(Extracts from a graphics dataset)
*** Begin section ***

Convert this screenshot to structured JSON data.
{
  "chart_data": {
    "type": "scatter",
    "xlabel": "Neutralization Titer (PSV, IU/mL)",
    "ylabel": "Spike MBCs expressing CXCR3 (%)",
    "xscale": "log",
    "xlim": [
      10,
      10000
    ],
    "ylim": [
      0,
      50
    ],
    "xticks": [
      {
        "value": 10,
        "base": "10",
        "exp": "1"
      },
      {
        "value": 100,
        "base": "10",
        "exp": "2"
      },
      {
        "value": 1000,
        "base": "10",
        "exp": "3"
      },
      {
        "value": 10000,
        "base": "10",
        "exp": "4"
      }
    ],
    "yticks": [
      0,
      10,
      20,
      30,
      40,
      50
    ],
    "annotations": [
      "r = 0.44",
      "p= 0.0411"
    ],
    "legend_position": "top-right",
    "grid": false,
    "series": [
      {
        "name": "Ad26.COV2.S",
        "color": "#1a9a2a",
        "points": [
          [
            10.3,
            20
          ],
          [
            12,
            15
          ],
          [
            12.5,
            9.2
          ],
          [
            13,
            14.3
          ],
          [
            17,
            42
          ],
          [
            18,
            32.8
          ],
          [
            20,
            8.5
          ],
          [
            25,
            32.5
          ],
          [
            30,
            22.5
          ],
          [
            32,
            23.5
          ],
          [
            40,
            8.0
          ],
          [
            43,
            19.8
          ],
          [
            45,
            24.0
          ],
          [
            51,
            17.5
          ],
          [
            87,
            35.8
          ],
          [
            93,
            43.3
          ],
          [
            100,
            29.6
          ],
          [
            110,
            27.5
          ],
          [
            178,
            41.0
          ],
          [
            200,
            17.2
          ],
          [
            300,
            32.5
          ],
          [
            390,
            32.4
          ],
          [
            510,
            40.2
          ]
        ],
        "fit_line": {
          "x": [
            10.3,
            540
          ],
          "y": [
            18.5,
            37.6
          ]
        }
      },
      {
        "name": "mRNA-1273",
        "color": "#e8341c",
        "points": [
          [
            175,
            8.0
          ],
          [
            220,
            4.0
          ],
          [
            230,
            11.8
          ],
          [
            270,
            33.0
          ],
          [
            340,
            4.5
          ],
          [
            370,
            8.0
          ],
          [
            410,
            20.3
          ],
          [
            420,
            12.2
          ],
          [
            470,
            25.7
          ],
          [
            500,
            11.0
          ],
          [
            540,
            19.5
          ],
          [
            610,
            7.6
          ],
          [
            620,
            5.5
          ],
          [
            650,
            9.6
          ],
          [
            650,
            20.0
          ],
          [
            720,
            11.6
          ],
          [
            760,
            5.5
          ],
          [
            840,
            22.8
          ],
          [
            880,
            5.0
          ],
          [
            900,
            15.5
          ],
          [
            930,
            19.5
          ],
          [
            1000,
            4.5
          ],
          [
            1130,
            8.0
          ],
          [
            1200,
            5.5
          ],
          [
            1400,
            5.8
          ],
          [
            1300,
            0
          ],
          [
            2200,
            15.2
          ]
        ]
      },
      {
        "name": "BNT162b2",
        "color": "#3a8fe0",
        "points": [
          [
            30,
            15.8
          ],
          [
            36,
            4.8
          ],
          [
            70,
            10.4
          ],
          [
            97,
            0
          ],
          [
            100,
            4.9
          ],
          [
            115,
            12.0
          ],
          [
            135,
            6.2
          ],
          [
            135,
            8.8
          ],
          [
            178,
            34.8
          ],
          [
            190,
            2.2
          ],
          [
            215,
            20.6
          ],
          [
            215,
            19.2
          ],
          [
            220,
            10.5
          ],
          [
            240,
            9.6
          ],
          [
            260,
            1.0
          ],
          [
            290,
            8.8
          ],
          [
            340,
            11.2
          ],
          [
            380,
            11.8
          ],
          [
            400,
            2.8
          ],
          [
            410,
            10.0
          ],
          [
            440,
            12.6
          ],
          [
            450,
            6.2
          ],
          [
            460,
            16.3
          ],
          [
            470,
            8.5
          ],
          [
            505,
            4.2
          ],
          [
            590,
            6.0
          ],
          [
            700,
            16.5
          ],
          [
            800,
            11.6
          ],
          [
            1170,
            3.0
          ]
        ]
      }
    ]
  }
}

*** End section ***

Assignment: Retype every record above exactly as it stands.

Expected answer:
Convert this screenshot to structured JSON data.
{
  "chart_data": {
    "type": "scatter",
    "xlabel": "Neutralization Titer (PSV, IU/mL)",
    "ylabel": "Spike MBCs expressing CXCR3 (%)",
    "xscale": "log",
    "xlim": [
      10,
      10000
    ],
    "ylim": [
      0,
      50
    ],
    "xticks": [
      {
        "value": 10,
        "base": "10",
        "exp": "1"
      },
      {
        "value": 100,
        "base": "10",
        "exp": "2"
      },
      {
        "value": 1000,
        "base": "10",
        "exp": "3"
      },
      {
        "value": 10000,
        "base": "10",
        "exp": "4"
      }
    ],
    "yticks": [
      0,
      10,
      20,
      30,
      40,
      50
    ],
    "annotations": [
      "r = 0.44",
      "p= 0.0411"
    ],
    "legend_position": "top-right",
    "grid": false,
    "series": [
      {
        "name": "Ad26.COV2.S",
        "color": "#1a9a2a",
        "points": [
          [
            10.3,
            20
          ],
          [
            12,
            15
          ],
          [
            12.5,
            9.2
          ],
          [
            13,
            14.3
          ],
          [
            17,
            42
          ],
          [
            18,
            32.8
          ],
          [
            20,
            8.5
          ],
          [
            25,
            32.5
          ],
          [
            30,
            22.5
          ],
          [
            32,
            23.5
          ],
          [
            40,
            8.0
          ],
          [
            43,
            19.8
          ],
          [
            45,
            24.0
          ],
          [
            51,
            17.5
          ],
          [
            87,
            35.8
          ],
          [
            93,
            43.3
          ],
          [
            100,
            29.6
          ],
          [
            110,
            27.5
          ],
          [
            178,
            41.0
          ],
          [
            200,
            17.2
          ],
          [
            300,
            32.5
          ],
          [
            390,
            32.4
          ],
          [
            510,
            40.2
          ]
        ],
        "fit_line": {
          "x": [
            10.3,
            540
          ],
          "y": [
            18.5,
            37.6
          ]
        }
      },
      {
        "name": "mRNA-1273",
        "color": "#e8341c",
        "points": [
          [
            175,
            8.0
          ],
          [
            220,
            4.0
          ],
          [
            230,
            11.8
          ],
          [
            270,
            33.0
          ],
          [
            340,
            4.5
          ],
          [
            370,
            8.0
          ],
          [
            410,
            20.3
          ],
          [
            420,
            12.2
          ],
          [
            470,
            25.7
          ],
          [
            500,
            11.0
          ],
          [
            540,
            19.5
          ],
          [
            610,
            7.6
          ],
          [
            620,
            5.5
          ],
          [
            650,
            9.6
          ],
          [
            650,
            20.0
          ],
          [
            720,
            11.6
          ],
          [
            760,
            5.5
          ],
          [
            840,
            22.8
          ],
          [
            880,
            5.0
          ],
          [
            900,
            15.5
          ],
          [
            930,
            19.5
          ],
          [
            1000,
            4.5
          ],
          [
            1130,
            8.0
          ],
          [
            1200,
            5.5
          ],
          [
            1400,
            5.8
          ],
          [
            1300,
            0
          ],
          [
            2200,
            15.2
          ]
        ]
      },
      {
        "name": "BNT162b2",
        "color": "#3a8fe0",
        "points": [
          [
            30,
            15.8
          ],
          [
            36,
            4.8
          ],
          [
            70,
            10.4
          ],
          [
            97,
            0
          ],
          [
            100,
            4.9
          ],
          [
            115,
            12.0
          ],
          [
            135,
            6.2
          ],
          [
            135,
            8.8
          ],
          [
            178,
            34.8
          ],
          [
            190,
            2.2
          ],
          [
            215,
            20.6
          ],
          [
            215,
            19.2
          ],
          [
            220,
            10.5
          ],
          [
            240,
            9.6
          ],
          [
            260,
            1.0
          ],
          [
            290,
            8.8
          ],
          [
            340,
            11.2
          ],
          [
            380,
            11.8
          ],
          [
            400,
            2.8
          ],
          [
            410,
            10.0
          ],
          [
            440,
            12.6
          ],
          [
            450,
            6.2
          ],
          [
            460,
            16.3
          ],
          [
            470,
            8.5
          ],
          [
            505,
            4.2
          ],
          [
            590,
            6.0
          ],
          [
            700,
            16.5
          ],
          [
            800,
            11.6
          ],
          [
            1170,
            3.0
          ]
        ]
      }
    ]
  }
}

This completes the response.